> **WHAT YOU ARE ASKED TO DO**
Quote, without change, all of the lines that follow.

> **EXERCISE DATA**
**********

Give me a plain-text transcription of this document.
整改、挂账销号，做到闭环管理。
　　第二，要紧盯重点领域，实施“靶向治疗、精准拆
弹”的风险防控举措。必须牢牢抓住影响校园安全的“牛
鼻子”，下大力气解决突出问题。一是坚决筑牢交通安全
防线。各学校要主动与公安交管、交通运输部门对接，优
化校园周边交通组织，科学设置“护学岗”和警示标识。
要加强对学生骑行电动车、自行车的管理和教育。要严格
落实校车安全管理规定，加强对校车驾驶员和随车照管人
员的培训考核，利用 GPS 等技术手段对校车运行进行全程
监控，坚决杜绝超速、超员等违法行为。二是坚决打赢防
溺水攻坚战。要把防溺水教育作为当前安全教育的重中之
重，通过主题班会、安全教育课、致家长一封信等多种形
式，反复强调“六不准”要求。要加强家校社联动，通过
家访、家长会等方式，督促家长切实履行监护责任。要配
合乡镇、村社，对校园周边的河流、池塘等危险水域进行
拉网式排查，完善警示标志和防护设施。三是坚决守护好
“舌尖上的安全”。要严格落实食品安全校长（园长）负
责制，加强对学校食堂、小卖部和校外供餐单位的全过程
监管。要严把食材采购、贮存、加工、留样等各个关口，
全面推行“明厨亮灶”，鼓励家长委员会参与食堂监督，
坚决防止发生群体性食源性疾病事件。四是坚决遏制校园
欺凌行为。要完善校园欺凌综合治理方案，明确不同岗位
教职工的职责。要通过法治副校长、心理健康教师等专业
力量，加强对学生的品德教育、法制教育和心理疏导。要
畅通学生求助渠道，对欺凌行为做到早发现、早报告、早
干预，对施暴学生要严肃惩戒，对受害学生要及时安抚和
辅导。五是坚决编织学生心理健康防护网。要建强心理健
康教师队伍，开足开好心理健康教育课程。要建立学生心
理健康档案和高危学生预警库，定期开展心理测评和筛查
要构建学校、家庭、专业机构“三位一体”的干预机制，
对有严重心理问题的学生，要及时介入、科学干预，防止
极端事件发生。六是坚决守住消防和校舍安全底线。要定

**********

> **WRITTEN RESPONSE**
Give me a plain-text transcription of this document.
整改、挂账销号，做到闭环管理。
　　第二，要紧盯重点领域，实施“靶向治疗、精准拆
弹”的风险防控举措。必须牢牢抓住影响校园安全的“牛
鼻子”，下大力气解决突出问题。一是坚决筑牢交通安全
防线。各学校要主动与公安交管、交通运输部门对接，优
化校园周边交通组织，科学设置“护学岗”和警示标识。
要加强对学生骑行电动车、自行车的管理和教育。要严格
落实校车安全管理规定，加强对校车驾驶员和随车照管人
员的培训考核，利用 GPS 等技术手段对校车运行进行全程
监控，坚决杜绝超速、超员等违法行为。二是坚决打赢防
溺水攻坚战。要把防溺水教育作为当前安全教育的重中之
重，通过主题班会、安全教育课、致家长一封信等多种形
式，反复强调“六不准”要求。要加强家校社联动，通过
家访、家长会等方式，督促家长切实履行监护责任。要配
合乡镇、村社，对校园周边的河流、池塘等危险水域进行
拉网式排查，完善警示标志和防护设施。三是坚决守护好
“舌尖上的安全”。要严格落实食品安全校长（园长）负
责制，加强对学校食堂、小卖部和校外供餐单位的全过程
监管。要严把食材采购、贮存、加工、留样等各个关口，
全面推行“明厨亮灶”，鼓励家长委员会参与食堂监督，
坚决防止发生群体性食源性疾病事件。四是坚决遏制校园
欺凌行为。要完善校园欺凌综合治理方案，明确不同岗位
教职工的职责。要通过法治副校长、心理健康教师等专业
力量，加强对学生的品德教育、法制教育和心理疏导。要
畅通学生求助渠道，对欺凌行为做到早发现、早报告、早
干预，对施暴学生要严肃惩戒，对受害学生要及时安抚和
辅导。五是坚决编织学生心理健康防护网。要建强心理健
康教师队伍，开足开好心理健康教育课程。要建立学生心
理健康档案和高危学生预警库，定期开展心理测评和筛查
要构建学校、家庭、专业机构“三位一体”的干预机制，
对有严重心理问题的学生，要及时介入、科学干预，防止
极端事件发生。六是坚决守住消防和校舍安全底线。要定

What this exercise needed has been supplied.